- _Data lines_
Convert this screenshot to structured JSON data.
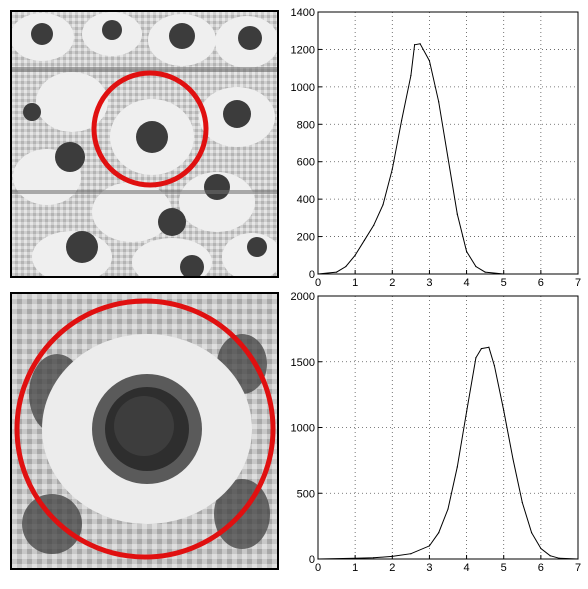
{
  "images": [
    {
      "subject": "sunflower field, small scale",
      "marker_color": "#e01010"
    },
    {
      "subject": "single sunflower, large scale",
      "marker_color": "#e01010"
    }
  ],
  "chart_data": [
    {
      "type": "line",
      "title": "",
      "xlabel": "",
      "ylabel": "",
      "xlim": [
        0,
        7
      ],
      "ylim": [
        0,
        1400
      ],
      "xticks": [
        0,
        1,
        2,
        3,
        4,
        5,
        6,
        7
      ],
      "yticks": [
        0,
        200,
        400,
        600,
        800,
        1000,
        1200,
        1400
      ],
      "grid": "dotted",
      "x": [
        0,
        0.5,
        0.75,
        1,
        1.25,
        1.5,
        1.75,
        2,
        2.25,
        2.5,
        2.6,
        2.75,
        3,
        3.25,
        3.5,
        3.75,
        4,
        4.25,
        4.5,
        5,
        7
      ],
      "y": [
        0,
        10,
        40,
        100,
        180,
        260,
        370,
        560,
        820,
        1060,
        1225,
        1230,
        1140,
        920,
        620,
        320,
        120,
        40,
        10,
        0,
        0
      ]
    },
    {
      "type": "line",
      "title": "",
      "xlabel": "",
      "ylabel": "",
      "xlim": [
        0,
        7
      ],
      "ylim": [
        0,
        2000
      ],
      "xticks": [
        0,
        1,
        2,
        3,
        4,
        5,
        6,
        7
      ],
      "yticks": [
        0,
        500,
        1000,
        1500,
        2000
      ],
      "grid": "dotted",
      "x": [
        0,
        1,
        1.5,
        2,
        2.5,
        3,
        3.25,
        3.5,
        3.75,
        4,
        4.25,
        4.4,
        4.6,
        4.75,
        5,
        5.25,
        5.5,
        5.75,
        6,
        6.25,
        6.5,
        7
      ],
      "y": [
        0,
        5,
        10,
        20,
        40,
        100,
        200,
        380,
        700,
        1120,
        1530,
        1600,
        1610,
        1470,
        1130,
        760,
        430,
        200,
        80,
        25,
        5,
        0
      ]
    }
  ]
}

- _Work to complete_
Go through the entries above and print each one exactly, minus the pictures.

- _Solved exercise_
Convert this screenshot to structured JSON data.
{
  "images": [
    {
      "subject": "sunflower field, small scale",
      "marker_color": "#e01010"
    },
    {
      "subject": "single sunflower, large scale",
      "marker_color": "#e01010"
    }
  ],
  "chart_data": [
    {
      "type": "line",
      "title": "",
      "xlabel": "",
      "ylabel": "",
      "xlim": [
        0,
        7
      ],
      "ylim": [
        0,
        1400
      ],
      "xticks": [
        0,
        1,
        2,
        3,
        4,
        5,
        6,
        7
      ],
      "yticks": [
        0,
        200,
        400,
        600,
        800,
        1000,
        1200,
        1400
      ],
      "grid": "dotted",
      "x": [
        0,
        0.5,
        0.75,
        1,
        1.25,
        1.5,
        1.75,
        2,
        2.25,
        2.5,
        2.6,
        2.75,
        3,
        3.25,
        3.5,
        3.75,
        4,
        4.25,
        4.5,
        5,
        7
      ],
      "y": [
        0,
        10,
        40,
        100,
        180,
        260,
        370,
        560,
        820,
        1060,
        1225,
        1230,
        1140,
        920,
        620,
        320,
        120,
        40,
        10,
        0,
        0
      ]
    },
    {
      "type": "line",
      "title": "",
      "xlabel": "",
      "ylabel": "",
      "xlim": [
        0,
        7
      ],
      "ylim": [
        0,
        2000
      ],
      "xticks": [
        0,
        1,
        2,
        3,
        4,
        5,
        6,
        7
      ],
      "yticks": [
        0,
        500,
        1000,
        1500,
        2000
      ],
      "grid": "dotted",
      "x": [
        0,
        1,
        1.5,
        2,
        2.5,
        3,
        3.25,
        3.5,
        3.75,
        4,
        4.25,
        4.4,
        4.6,
        4.75,
        5,
        5.25,
        5.5,
        5.75,
        6,
        6.25,
        6.5,
        7
      ],
      "y": [
        0,
        5,
        10,
        20,
        40,
        100,
        200,
        380,
        700,
        1120,
        1530,
        1600,
        1610,
        1470,
        1130,
        760,
        430,
        200,
        80,
        25,
        5,
        0
      ]
    }
  ]
}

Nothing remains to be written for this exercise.